**What is needed:** Give the number of lines in the data that hold the word "from", and nothing else.

*-*-*

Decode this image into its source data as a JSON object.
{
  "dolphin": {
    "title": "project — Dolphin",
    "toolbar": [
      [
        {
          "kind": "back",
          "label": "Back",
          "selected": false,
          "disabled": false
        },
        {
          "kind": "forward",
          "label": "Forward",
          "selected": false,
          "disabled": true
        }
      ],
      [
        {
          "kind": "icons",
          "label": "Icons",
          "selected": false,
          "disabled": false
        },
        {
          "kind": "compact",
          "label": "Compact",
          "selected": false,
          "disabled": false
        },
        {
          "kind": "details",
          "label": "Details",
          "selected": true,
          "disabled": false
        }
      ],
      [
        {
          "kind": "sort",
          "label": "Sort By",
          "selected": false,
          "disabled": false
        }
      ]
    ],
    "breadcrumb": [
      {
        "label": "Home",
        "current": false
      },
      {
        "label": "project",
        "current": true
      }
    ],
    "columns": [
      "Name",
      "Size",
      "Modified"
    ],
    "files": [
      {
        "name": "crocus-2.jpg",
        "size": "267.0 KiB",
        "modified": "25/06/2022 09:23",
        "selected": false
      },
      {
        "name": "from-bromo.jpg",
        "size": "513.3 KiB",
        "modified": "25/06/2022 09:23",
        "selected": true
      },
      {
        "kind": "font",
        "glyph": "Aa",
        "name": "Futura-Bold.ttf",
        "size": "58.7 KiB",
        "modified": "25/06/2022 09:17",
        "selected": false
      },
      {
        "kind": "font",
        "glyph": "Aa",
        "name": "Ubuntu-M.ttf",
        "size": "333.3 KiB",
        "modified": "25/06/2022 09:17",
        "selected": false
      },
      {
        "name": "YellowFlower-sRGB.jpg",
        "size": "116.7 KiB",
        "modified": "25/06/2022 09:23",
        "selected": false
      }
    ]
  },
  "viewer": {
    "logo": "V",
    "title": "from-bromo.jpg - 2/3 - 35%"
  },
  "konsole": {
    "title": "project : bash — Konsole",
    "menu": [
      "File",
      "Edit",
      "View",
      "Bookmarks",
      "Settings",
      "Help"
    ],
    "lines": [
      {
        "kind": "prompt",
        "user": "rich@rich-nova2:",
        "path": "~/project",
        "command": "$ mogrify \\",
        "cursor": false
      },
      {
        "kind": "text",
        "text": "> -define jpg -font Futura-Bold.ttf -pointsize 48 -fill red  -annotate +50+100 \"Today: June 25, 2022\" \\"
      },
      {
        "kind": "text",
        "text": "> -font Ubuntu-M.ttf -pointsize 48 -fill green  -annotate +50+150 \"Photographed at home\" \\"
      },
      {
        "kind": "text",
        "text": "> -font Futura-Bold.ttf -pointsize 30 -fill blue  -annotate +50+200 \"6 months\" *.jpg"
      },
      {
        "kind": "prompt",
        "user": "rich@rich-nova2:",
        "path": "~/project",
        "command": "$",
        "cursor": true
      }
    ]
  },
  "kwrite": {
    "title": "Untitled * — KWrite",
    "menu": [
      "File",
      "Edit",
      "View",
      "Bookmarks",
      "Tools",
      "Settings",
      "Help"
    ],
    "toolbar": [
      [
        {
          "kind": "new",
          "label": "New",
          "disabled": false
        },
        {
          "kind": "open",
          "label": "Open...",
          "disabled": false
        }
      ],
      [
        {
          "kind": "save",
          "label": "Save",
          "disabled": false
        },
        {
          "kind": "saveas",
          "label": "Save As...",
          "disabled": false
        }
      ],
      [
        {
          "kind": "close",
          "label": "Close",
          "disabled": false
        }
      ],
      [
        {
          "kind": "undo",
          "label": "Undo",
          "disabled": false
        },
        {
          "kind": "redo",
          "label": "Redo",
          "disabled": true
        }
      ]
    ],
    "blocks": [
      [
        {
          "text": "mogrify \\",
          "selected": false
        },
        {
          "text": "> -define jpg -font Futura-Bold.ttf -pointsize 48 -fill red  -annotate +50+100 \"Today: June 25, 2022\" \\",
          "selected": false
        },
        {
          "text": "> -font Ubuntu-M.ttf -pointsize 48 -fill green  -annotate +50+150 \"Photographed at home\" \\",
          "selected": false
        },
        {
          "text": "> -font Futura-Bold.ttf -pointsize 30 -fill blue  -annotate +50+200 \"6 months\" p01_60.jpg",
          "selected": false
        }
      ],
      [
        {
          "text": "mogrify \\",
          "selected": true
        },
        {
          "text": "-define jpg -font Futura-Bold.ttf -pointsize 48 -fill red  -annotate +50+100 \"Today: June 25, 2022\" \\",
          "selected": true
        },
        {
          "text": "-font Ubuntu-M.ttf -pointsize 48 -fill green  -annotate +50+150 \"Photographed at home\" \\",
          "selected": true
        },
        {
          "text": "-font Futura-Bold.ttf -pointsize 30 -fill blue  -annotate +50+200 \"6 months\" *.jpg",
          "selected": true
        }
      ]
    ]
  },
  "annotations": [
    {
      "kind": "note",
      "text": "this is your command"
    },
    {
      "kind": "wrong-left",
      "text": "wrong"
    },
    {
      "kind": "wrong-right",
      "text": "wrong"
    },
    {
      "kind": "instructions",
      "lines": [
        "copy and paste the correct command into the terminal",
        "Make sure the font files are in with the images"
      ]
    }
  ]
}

*-*-*

**Problem solution:** 2